▶ _WHAT THE EXERCISE ASKS_
Filter the entries, keeping every line with the word "approved".

****

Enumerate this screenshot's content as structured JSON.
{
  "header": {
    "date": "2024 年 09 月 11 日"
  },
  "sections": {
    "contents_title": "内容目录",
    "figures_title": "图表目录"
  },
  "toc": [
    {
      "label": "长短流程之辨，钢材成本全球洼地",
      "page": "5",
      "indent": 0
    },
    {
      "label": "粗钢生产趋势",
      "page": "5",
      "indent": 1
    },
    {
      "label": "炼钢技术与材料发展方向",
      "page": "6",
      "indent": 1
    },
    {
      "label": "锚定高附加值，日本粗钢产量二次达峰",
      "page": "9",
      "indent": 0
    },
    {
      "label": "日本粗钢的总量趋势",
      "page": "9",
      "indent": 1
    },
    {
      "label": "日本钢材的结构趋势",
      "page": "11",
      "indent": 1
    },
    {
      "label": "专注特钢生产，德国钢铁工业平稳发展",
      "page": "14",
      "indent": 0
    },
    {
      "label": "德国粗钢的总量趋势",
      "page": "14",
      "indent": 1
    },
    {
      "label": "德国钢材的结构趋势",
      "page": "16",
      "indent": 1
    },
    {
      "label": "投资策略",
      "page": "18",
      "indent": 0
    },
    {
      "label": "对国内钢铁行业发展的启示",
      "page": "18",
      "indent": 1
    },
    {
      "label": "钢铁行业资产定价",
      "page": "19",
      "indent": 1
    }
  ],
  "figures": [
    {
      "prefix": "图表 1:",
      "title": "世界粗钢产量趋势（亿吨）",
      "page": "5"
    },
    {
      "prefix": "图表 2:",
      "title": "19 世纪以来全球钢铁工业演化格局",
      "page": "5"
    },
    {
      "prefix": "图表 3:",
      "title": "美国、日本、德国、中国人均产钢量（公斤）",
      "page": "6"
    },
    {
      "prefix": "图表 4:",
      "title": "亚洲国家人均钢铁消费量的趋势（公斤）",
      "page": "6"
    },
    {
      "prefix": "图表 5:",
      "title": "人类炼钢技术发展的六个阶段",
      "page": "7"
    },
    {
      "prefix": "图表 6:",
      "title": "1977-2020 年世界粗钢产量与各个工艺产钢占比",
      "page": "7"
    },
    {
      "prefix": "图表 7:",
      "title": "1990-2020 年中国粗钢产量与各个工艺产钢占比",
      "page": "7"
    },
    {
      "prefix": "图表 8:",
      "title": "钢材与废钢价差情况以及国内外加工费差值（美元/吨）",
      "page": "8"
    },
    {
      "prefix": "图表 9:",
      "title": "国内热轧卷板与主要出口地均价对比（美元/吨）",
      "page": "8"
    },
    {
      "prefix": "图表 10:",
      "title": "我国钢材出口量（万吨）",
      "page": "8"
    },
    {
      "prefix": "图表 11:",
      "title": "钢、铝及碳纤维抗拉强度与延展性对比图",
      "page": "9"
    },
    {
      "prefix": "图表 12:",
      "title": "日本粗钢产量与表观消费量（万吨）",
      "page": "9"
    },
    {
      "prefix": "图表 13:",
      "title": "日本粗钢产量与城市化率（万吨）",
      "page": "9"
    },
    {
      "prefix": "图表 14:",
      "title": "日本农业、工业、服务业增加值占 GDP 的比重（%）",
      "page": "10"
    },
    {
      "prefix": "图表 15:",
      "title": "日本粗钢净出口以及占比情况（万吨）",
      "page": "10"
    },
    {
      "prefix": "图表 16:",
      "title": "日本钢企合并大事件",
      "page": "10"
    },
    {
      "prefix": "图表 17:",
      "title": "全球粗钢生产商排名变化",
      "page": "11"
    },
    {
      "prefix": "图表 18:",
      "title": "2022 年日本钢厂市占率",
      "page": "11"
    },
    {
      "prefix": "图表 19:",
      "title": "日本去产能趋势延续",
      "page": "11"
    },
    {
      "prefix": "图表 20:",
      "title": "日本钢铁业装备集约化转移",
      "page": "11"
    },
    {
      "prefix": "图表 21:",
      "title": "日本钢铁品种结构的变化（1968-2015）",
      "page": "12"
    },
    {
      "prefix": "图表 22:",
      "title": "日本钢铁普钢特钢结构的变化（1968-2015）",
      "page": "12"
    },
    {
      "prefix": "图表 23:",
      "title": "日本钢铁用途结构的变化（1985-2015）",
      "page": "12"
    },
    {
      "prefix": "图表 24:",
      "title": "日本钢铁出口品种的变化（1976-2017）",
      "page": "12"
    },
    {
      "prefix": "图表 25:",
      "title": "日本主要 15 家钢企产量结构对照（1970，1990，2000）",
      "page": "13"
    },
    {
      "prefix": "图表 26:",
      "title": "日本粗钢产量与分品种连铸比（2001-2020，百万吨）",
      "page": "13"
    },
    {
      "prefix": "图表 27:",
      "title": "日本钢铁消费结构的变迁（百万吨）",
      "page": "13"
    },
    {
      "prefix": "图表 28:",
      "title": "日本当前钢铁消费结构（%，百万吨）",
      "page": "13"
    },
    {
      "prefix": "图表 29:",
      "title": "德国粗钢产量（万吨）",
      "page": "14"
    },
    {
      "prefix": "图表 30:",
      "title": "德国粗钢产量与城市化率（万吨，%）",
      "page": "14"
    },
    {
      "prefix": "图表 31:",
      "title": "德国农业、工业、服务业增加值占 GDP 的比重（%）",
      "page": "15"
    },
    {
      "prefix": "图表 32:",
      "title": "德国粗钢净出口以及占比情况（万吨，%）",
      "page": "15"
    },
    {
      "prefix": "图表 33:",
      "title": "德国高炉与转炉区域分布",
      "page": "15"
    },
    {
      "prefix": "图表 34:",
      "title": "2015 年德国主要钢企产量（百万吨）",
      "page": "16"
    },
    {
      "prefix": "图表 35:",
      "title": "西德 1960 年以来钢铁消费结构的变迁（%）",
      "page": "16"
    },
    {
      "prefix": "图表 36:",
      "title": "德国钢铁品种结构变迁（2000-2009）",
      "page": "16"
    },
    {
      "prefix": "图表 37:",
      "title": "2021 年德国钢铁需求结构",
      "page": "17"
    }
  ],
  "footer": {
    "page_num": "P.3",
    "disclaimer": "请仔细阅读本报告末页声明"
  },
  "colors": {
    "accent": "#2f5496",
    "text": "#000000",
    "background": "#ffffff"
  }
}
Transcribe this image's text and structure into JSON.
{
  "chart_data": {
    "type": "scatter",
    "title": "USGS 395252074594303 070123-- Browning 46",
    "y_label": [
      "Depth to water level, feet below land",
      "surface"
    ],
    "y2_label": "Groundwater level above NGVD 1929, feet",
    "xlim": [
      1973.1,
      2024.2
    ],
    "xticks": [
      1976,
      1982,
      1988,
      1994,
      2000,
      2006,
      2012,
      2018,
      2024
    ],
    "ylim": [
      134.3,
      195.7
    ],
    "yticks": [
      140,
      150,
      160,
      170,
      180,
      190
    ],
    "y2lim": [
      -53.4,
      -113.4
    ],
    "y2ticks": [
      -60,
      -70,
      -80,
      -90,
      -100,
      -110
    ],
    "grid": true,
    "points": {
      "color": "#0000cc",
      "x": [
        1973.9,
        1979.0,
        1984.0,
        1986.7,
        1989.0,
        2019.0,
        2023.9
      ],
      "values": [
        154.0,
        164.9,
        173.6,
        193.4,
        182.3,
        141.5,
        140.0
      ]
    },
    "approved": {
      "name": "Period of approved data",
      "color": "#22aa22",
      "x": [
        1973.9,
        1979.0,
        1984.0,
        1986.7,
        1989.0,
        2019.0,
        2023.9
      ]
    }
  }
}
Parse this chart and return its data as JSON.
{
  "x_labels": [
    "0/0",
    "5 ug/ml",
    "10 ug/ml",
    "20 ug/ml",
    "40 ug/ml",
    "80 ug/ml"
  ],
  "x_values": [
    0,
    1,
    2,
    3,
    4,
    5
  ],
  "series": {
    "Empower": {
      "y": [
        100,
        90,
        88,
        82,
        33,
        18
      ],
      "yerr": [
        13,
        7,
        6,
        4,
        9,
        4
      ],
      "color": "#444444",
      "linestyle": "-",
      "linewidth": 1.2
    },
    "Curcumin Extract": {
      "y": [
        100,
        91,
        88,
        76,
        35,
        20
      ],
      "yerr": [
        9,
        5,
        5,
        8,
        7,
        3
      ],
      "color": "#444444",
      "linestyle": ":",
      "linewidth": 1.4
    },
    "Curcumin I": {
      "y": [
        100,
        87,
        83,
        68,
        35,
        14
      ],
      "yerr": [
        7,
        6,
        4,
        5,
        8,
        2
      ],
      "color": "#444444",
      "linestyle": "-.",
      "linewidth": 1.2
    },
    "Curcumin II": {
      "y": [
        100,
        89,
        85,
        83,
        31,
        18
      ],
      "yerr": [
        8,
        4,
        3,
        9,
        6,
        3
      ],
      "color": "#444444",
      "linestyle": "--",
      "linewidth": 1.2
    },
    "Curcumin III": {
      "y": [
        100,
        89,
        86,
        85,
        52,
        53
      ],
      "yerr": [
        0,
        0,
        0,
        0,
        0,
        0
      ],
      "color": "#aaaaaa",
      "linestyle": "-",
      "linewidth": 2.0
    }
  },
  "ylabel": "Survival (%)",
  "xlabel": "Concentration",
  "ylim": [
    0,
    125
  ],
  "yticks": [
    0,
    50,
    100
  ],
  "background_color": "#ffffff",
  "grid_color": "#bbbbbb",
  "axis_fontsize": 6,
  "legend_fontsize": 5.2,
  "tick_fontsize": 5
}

****

▶ _ANSWER BELOW_
    "approved": {
      "name": "Period of approved data",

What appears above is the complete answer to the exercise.